→ Given request
Could every line of the data be printed exactly as it reads?

Records contained in a dataset:
————————

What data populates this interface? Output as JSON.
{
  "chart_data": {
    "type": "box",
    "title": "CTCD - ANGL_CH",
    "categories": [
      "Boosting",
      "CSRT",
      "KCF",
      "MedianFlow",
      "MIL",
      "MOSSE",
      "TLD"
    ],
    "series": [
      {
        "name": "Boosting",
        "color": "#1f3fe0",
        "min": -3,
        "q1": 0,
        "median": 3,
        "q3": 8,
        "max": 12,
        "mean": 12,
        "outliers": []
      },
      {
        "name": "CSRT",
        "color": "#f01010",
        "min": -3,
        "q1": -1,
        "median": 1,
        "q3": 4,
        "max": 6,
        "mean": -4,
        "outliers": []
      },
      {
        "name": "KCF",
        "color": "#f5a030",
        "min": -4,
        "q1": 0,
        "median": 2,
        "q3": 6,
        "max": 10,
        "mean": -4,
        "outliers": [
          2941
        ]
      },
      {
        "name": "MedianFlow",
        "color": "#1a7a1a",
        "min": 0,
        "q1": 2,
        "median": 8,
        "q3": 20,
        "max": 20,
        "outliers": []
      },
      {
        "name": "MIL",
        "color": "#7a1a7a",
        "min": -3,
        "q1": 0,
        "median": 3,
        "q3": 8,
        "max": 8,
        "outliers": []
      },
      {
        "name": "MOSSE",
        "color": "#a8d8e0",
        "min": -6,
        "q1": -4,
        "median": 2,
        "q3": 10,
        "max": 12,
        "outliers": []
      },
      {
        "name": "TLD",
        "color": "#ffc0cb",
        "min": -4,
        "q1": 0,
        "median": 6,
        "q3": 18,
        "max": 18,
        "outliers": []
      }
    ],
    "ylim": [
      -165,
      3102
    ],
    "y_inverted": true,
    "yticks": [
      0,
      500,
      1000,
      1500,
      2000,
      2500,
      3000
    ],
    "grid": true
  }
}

————————

→ Answer to the task
What data populates this interface? Output as JSON.
{
  "chart_data": {
    "type": "box",
    "title": "CTCD - ANGL_CH",
    "categories": [
      "Boosting",
      "CSRT",
      "KCF",
      "MedianFlow",
      "MIL",
      "MOSSE",
      "TLD"
    ],
    "series": [
      {
        "name": "Boosting",
        "color": "#1f3fe0",
        "min": -3,
        "q1": 0,
        "median": 3,
        "q3": 8,
        "max": 12,
        "mean": 12,
        "outliers": []
      },
      {
        "name": "CSRT",
        "color": "#f01010",
        "min": -3,
        "q1": -1,
        "median": 1,
        "q3": 4,
        "max": 6,
        "mean": -4,
        "outliers": []
      },
      {
        "name": "KCF",
        "color": "#f5a030",
        "min": -4,
        "q1": 0,
        "median": 2,
        "q3": 6,
        "max": 10,
        "mean": -4,
        "outliers": [
          2941
        ]
      },
      {
        "name": "MedianFlow",
        "color": "#1a7a1a",
        "min": 0,
        "q1": 2,
        "median": 8,
        "q3": 20,
        "max": 20,
        "outliers": []
      },
      {
        "name": "MIL",
        "color": "#7a1a7a",
        "min": -3,
        "q1": 0,
        "median": 3,
        "q3": 8,
        "max": 8,
        "outliers": []
      },
      {
        "name": "MOSSE",
        "color": "#a8d8e0",
        "min": -6,
        "q1": -4,
        "median": 2,
        "q3": 10,
        "max": 12,
        "outliers": []
      },
      {
        "name": "TLD",
        "color": "#ffc0cb",
        "min": -4,
        "q1": 0,
        "median": 6,
        "q3": 18,
        "max": 18,
        "outliers": []
      }
    ],
    "ylim": [
      -165,
      3102
    ],
    "y_inverted": true,
    "yticks": [
      0,
      500,
      1000,
      1500,
      2000,
      2500,
      3000
    ],
    "grid": true
  }
}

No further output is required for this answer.